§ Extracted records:

--------------------------------

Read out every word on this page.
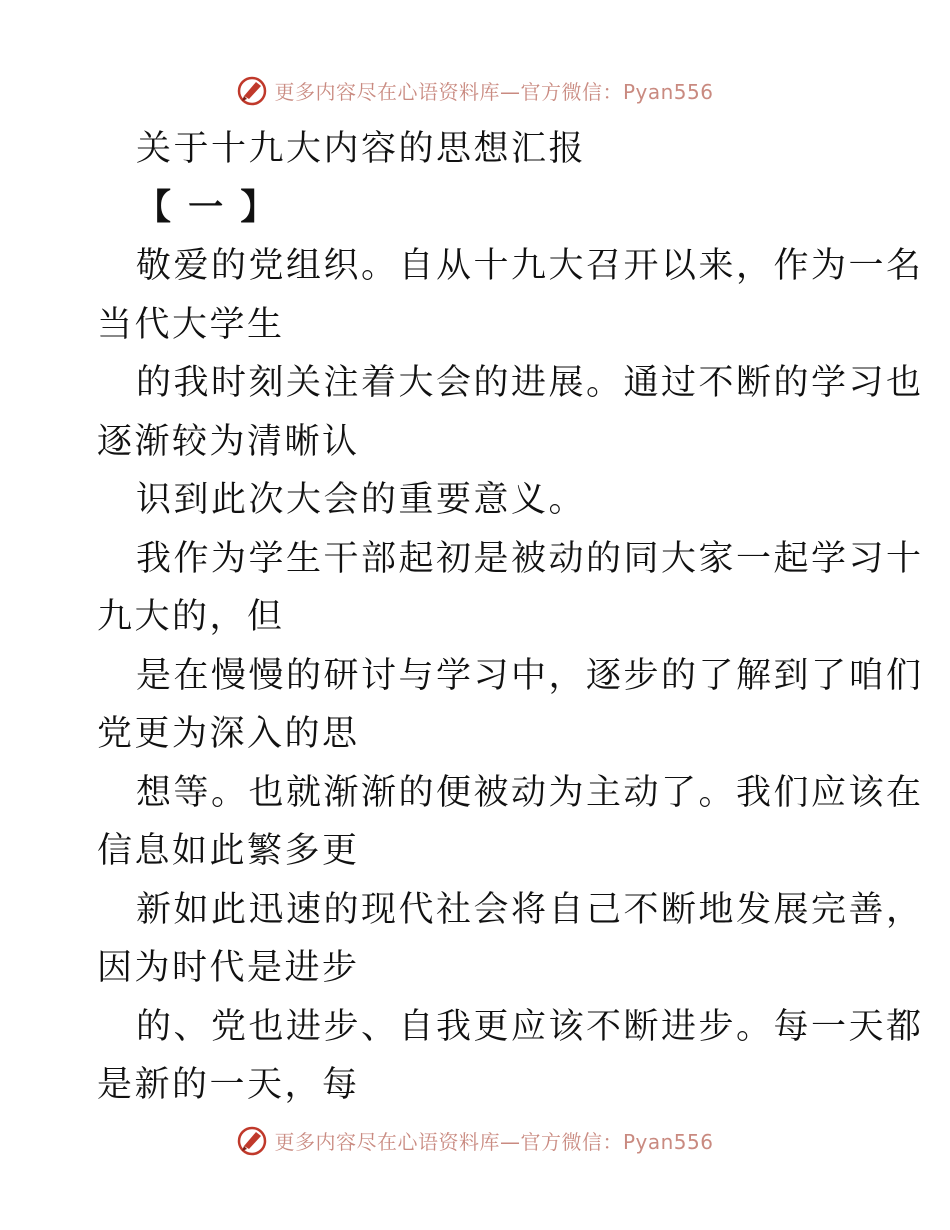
更多内容尽在心语资料库—官方微信：Pyan556
关于十九大内容的思想汇报
【 一 】
敬爱的党组织。自从十九大召开以来，作为一名
当代大学生
的我时刻关注着大会的进展。通过不断的学习也
逐渐较为清晰认
识到此次大会的重要意义。
我作为学生干部起初是被动的同大家一起学习十
九大的，但
是在慢慢的研讨与学习中，逐步的了解到了咱们
党更为深入的思
想等。也就渐渐的便被动为主动了。我们应该在
信息如此繁多更
新如此迅速的现代社会将自己不断地发展完善，
因为时代是进步
的、党也进步、自我更应该不断进步。每一天都
是新的一天，每
更多内容尽在心语资料库—官方微信：Pyan556
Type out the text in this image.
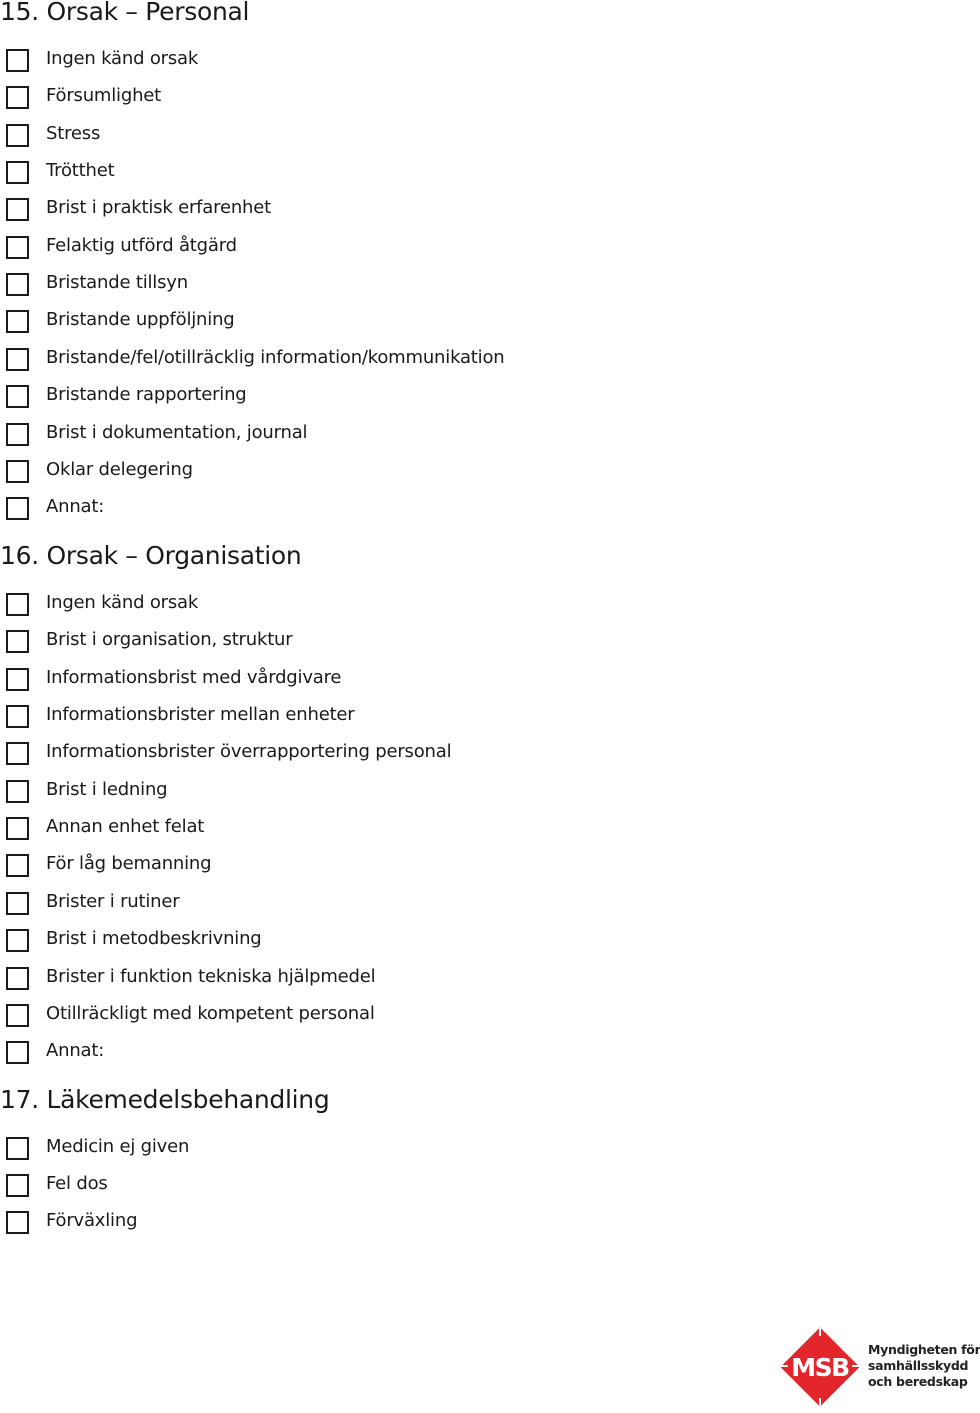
15. Orsak – Personal
Ingen känd orsak
Försumlighet
Stress
Trötthet
Brist i praktisk erfarenhet
Felaktig utförd åtgärd
Bristande tillsyn
Bristande uppföljning
Bristande/fel/otillräcklig information/kommunikation
Bristande rapportering
Brist i dokumentation, journal
Oklar delegering
Annat:
16. Orsak – Organisation
Ingen känd orsak
Brist i organisation, struktur
Informationsbrist med vårdgivare
Informationsbrister mellan enheter
Informationsbrister överrapportering personal
Brist i ledning
Annan enhet felat
För låg bemanning
Brister i rutiner
Brist i metodbeskrivning
Brister i funktion tekniska hjälpmedel
Otillräckligt med kompetent personal
Annat:
17. Läkemedelsbehandling
Medicin ej given
Fel dos
Förväxling
MSB
Myndigheten för
samhällsskydd
och beredskap
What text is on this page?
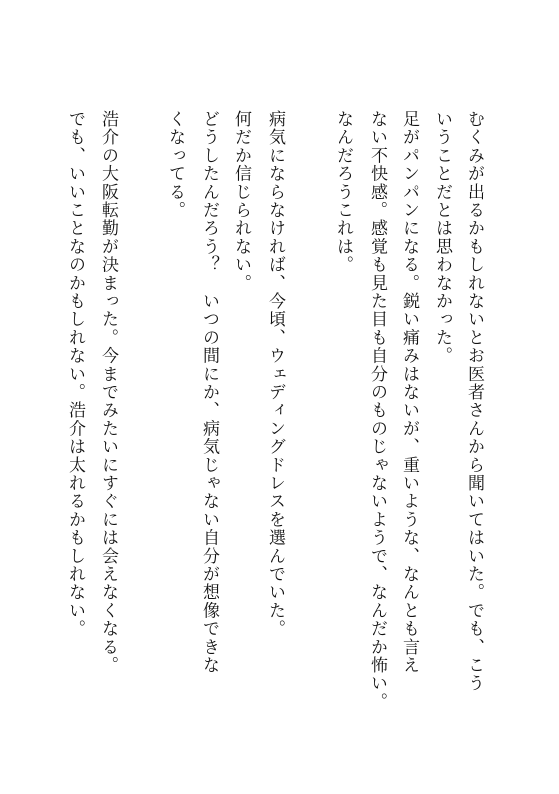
むくみが出るかもしれないとお医者さんから聞いてはいた。でも、こう
いうことだとは思わなかった。
足がパンパンになる。鋭い痛みはないが、重いような、なんとも言え
ない不快感。感覚も見た目も自分のものじゃないようで、なんだか怖い。
なんだろうこれは。
病気にならなければ、今頃、ウェディングドレスを選んでいた。
何だか信じられない。
どうしたんだろう？　いつの間にか、病気じゃない自分が想像できな
くなってる。
浩介の大阪転勤が決まった。今までみたいにすぐには会えなくなる。
でも、いいことなのかもしれない。浩介は太れるかもしれない。
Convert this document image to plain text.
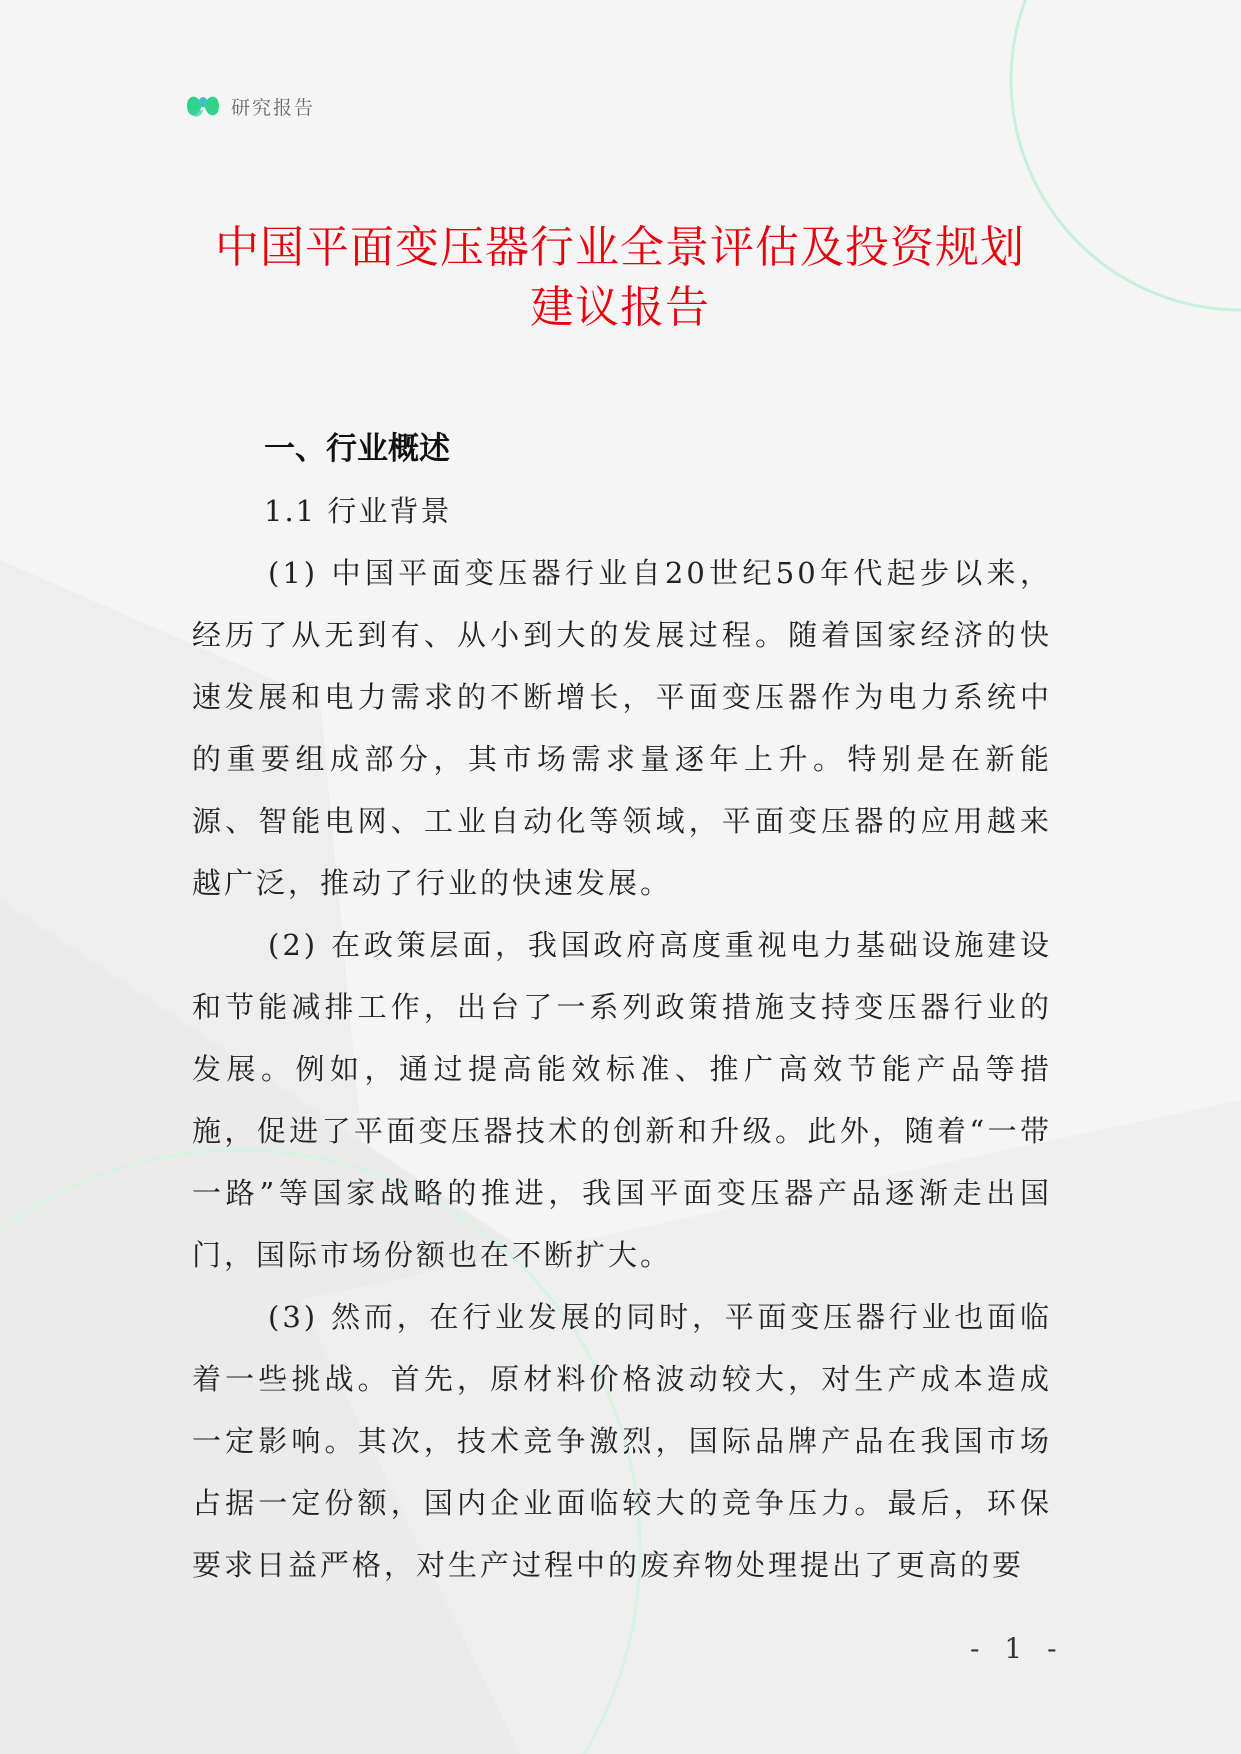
研究报告
中国平面变压器行业全景评估及投资规划
建议报告
一、行业概述
1.1 行业背景

(1) 中国平面变压器行业自20世纪50年代起步以来，经历了从无到有、从小到大的发展过程。随着国家经济的快速发展和电力需求的不断增长，平面变压器作为电力系统中的重要组成部分，其市场需求量逐年上升。特别是在新能源、智能电网、工业自动化等领域，平面变压器的应用越来越广泛，推动了行业的快速发展。

(2) 在政策层面，我国政府高度重视电力基础设施建设和节能减排工作，出台了一系列政策措施支持变压器行业的发展。例如，通过提高能效标准、推广高效节能产品等措施，促进了平面变压器技术的创新和升级。此外，随着“一带一路”等国家战略的推进，我国平面变压器产品逐渐走出国门，国际市场份额也在不断扩大。

(3) 然而，在行业发展的同时，平面变压器行业也面临着一些挑战。首先，原材料价格波动较大，对生产成本造成一定影响。其次，技术竞争激烈，国际品牌产品在我国市场占据一定份额，国内企业面临较大的竞争压力。最后，环保要求日益严格，对生产过程中的废弃物处理提出了更高的要

- 1 -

--------------------------------

Filter out all lines lacking the word "Bristande" and copy the rest.

§ EXERCISE RESULT:
Bristande tillsyn
Bristande uppföljning
Bristande/fel/otillräcklig information/kommunikation
Bristande rapportering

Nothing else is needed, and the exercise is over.